Task brief:
Output each entry exactly; skip nothing.

Data supplied:
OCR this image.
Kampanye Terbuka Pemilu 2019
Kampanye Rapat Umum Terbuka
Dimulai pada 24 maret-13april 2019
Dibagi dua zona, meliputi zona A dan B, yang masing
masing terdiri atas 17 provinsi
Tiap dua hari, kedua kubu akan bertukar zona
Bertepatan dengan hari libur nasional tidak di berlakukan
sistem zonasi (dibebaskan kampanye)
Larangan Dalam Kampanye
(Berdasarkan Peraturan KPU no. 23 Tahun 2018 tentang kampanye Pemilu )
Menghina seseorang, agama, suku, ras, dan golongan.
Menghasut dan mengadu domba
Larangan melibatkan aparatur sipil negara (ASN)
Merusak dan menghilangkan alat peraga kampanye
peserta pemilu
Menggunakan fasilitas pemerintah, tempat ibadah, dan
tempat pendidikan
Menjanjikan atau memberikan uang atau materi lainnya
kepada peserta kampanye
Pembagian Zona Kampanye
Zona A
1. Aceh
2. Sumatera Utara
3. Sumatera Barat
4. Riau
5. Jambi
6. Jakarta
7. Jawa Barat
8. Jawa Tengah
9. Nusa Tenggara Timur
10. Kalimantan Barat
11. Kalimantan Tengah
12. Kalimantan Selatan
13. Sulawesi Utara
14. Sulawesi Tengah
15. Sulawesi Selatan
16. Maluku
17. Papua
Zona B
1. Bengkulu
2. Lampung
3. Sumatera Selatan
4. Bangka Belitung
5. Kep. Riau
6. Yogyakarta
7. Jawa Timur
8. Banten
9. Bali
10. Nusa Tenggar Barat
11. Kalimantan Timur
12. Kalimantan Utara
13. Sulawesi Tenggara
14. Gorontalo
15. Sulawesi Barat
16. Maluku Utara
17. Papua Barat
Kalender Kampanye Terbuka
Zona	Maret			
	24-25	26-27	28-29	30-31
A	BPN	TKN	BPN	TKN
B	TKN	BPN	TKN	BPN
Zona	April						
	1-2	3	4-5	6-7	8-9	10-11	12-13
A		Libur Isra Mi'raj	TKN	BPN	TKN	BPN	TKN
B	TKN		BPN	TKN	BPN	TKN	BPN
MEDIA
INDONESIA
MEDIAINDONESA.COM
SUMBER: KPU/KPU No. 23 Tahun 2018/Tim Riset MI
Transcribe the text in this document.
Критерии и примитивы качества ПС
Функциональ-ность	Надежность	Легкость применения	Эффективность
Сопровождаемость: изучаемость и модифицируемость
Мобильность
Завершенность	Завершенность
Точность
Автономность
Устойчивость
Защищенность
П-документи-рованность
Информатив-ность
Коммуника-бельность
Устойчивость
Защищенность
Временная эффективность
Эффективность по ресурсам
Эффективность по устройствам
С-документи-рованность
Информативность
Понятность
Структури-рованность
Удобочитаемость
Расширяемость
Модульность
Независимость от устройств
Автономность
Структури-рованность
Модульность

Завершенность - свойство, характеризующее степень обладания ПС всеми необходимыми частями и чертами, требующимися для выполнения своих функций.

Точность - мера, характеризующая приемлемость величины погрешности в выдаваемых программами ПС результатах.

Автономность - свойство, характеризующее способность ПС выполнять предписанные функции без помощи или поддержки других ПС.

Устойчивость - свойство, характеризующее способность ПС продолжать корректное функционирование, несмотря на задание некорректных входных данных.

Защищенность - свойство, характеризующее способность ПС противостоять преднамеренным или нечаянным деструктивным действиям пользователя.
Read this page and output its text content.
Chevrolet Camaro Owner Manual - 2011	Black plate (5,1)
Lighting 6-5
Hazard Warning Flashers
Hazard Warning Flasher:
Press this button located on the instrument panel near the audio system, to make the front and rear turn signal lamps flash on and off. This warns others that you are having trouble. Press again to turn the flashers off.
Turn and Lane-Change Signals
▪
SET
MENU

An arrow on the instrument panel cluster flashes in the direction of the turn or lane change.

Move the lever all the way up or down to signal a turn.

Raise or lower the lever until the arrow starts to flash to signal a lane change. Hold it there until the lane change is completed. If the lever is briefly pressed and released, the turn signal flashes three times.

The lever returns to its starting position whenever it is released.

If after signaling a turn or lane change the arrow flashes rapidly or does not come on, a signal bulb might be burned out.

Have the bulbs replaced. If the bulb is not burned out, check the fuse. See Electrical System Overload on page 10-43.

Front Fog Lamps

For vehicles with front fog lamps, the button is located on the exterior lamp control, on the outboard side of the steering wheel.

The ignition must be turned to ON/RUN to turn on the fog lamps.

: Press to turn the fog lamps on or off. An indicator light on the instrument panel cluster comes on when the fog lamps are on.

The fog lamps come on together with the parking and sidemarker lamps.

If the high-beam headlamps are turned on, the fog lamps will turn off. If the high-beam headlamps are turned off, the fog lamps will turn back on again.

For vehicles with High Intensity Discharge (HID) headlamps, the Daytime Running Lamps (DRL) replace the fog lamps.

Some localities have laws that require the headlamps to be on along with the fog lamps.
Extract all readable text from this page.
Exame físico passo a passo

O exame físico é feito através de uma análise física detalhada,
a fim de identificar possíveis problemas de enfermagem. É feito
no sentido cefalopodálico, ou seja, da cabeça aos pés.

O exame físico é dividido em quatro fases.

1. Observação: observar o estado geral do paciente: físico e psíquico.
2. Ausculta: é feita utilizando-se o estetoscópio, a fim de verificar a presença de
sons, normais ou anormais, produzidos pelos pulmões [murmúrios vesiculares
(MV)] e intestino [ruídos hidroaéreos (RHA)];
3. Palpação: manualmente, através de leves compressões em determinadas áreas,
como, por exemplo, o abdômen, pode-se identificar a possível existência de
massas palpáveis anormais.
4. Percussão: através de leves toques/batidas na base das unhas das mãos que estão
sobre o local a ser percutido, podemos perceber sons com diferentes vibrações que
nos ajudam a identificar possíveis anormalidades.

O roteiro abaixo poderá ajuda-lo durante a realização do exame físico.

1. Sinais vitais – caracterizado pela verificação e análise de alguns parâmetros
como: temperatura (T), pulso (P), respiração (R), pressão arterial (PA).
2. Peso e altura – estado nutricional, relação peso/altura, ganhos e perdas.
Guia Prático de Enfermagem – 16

Answer below:
OCR this image.
Kampanye Terbuka Pemilu 2019
Kampanye Rapat Umum Terbuka
Dimulai pada 24 maret-13april 2019
Dibagi dua zona, meliputi zona A dan B, yang masing
masing terdiri atas 17 provinsi
Tiap dua hari, kedua kubu akan bertukar zona
Bertepatan dengan hari libur nasional tidak di berlakukan
sistem zonasi (dibebaskan kampanye)
Larangan Dalam Kampanye
(Berdasarkan Peraturan KPU no. 23 Tahun 2018 tentang kampanye Pemilu )
Menghina seseorang, agama, suku, ras, dan golongan.
Menghasut dan mengadu domba
Larangan melibatkan aparatur sipil negara (ASN)
Merusak dan menghilangkan alat peraga kampanye
peserta pemilu
Menggunakan fasilitas pemerintah, tempat ibadah, dan
tempat pendidikan
Menjanjikan atau memberikan uang atau materi lainnya
kepada peserta kampanye
Pembagian Zona Kampanye
Zona A
1. Aceh
2. Sumatera Utara
3. Sumatera Barat
4. Riau
5. Jambi
6. Jakarta
7. Jawa Barat
8. Jawa Tengah
9. Nusa Tenggara Timur
10. Kalimantan Barat
11. Kalimantan Tengah
12. Kalimantan Selatan
13. Sulawesi Utara
14. Sulawesi Tengah
15. Sulawesi Selatan
16. Maluku
17. Papua
Zona B
1. Bengkulu
2. Lampung
3. Sumatera Selatan
4. Bangka Belitung
5. Kep. Riau
6. Yogyakarta
7. Jawa Timur
8. Banten
9. Bali
10. Nusa Tenggar Barat
11. Kalimantan Timur
12. Kalimantan Utara
13. Sulawesi Tenggara
14. Gorontalo
15. Sulawesi Barat
16. Maluku Utara
17. Papua Barat
Kalender Kampanye Terbuka
Zona	Maret			
	24-25	26-27	28-29	30-31
A	BPN	TKN	BPN	TKN
B	TKN	BPN	TKN	BPN
Zona	April						
	1-2	3	4-5	6-7	8-9	10-11	12-13
A		Libur Isra Mi'raj	TKN	BPN	TKN	BPN	TKN
B	TKN		BPN	TKN	BPN	TKN	BPN
MEDIA
INDONESIA
MEDIAINDONESA.COM
SUMBER: KPU/KPU No. 23 Tahun 2018/Tim Riset MI
Transcribe the text in this document.
Критерии и примитивы качества ПС
Функциональ-ность	Надежность	Легкость применения	Эффективность
Сопровождаемость: изучаемость и модифицируемость
Мобильность
Завершенность	Завершенность
Точность
Автономность
Устойчивость
Защищенность
П-документи-рованность
Информатив-ность
Коммуника-бельность
Устойчивость
Защищенность
Временная эффективность
Эффективность по ресурсам
Эффективность по устройствам
С-документи-рованность
Информативность
Понятность
Структури-рованность
Удобочитаемость
Расширяемость
Модульность
Независимость от устройств
Автономность
Структури-рованность
Модульность

Завершенность - свойство, характеризующее степень обладания ПС всеми необходимыми частями и чертами, требующимися для выполнения своих функций.

Точность - мера, характеризующая приемлемость величины погрешности в выдаваемых программами ПС результатах.

Автономность - свойство, характеризующее способность ПС выполнять предписанные функции без помощи или поддержки других ПС.

Устойчивость - свойство, характеризующее способность ПС продолжать корректное функционирование, несмотря на задание некорректных входных данных.

Защищенность - свойство, характеризующее способность ПС противостоять преднамеренным или нечаянным деструктивным действиям пользователя.
Read this page and output its text content.
Chevrolet Camaro Owner Manual - 2011	Black plate (5,1)
Lighting 6-5
Hazard Warning Flashers
Hazard Warning Flasher:
Press this button located on the instrument panel near the audio system, to make the front and rear turn signal lamps flash on and off. This warns others that you are having trouble. Press again to turn the flashers off.
Turn and Lane-Change Signals
▪
SET
MENU

An arrow on the instrument panel cluster flashes in the direction of the turn or lane change.

Move the lever all the way up or down to signal a turn.

Raise or lower the lever until the arrow starts to flash to signal a lane change. Hold it there until the lane change is completed. If the lever is briefly pressed and released, the turn signal flashes three times.

The lever returns to its starting position whenever it is released.

If after signaling a turn or lane change the arrow flashes rapidly or does not come on, a signal bulb might be burned out.

Have the bulbs replaced. If the bulb is not burned out, check the fuse. See Electrical System Overload on page 10-43.

Front Fog Lamps

For vehicles with front fog lamps, the button is located on the exterior lamp control, on the outboard side of the steering wheel.

The ignition must be turned to ON/RUN to turn on the fog lamps.

: Press to turn the fog lamps on or off. An indicator light on the instrument panel cluster comes on when the fog lamps are on.

The fog lamps come on together with the parking and sidemarker lamps.

If the high-beam headlamps are turned on, the fog lamps will turn off. If the high-beam headlamps are turned off, the fog lamps will turn back on again.

For vehicles with High Intensity Discharge (HID) headlamps, the Daytime Running Lamps (DRL) replace the fog lamps.

Some localities have laws that require the headlamps to be on along with the fog lamps.
Extract all readable text from this page.
Exame físico passo a passo

O exame físico é feito através de uma análise física detalhada,
a fim de identificar possíveis problemas de enfermagem. É feito
no sentido cefalopodálico, ou seja, da cabeça aos pés.

O exame físico é dividido em quatro fases.

1. Observação: observar o estado geral do paciente: físico e psíquico.
2. Ausculta: é feita utilizando-se o estetoscópio, a fim de verificar a presença de
sons, normais ou anormais, produzidos pelos pulmões [murmúrios vesiculares
(MV)] e intestino [ruídos hidroaéreos (RHA)];
3. Palpação: manualmente, através de leves compressões em determinadas áreas,
como, por exemplo, o abdômen, pode-se identificar a possível existência de
massas palpáveis anormais.
4. Percussão: através de leves toques/batidas na base das unhas das mãos que estão
sobre o local a ser percutido, podemos perceber sons com diferentes vibrações que
nos ajudam a identificar possíveis anormalidades.

O roteiro abaixo poderá ajuda-lo durante a realização do exame físico.

1. Sinais vitais – caracterizado pela verificação e análise de alguns parâmetros
como: temperatura (T), pulso (P), respiração (R), pressão arterial (PA).
2. Peso e altura – estado nutricional, relação peso/altura, ganhos e perdas.
Guia Prático de Enfermagem – 16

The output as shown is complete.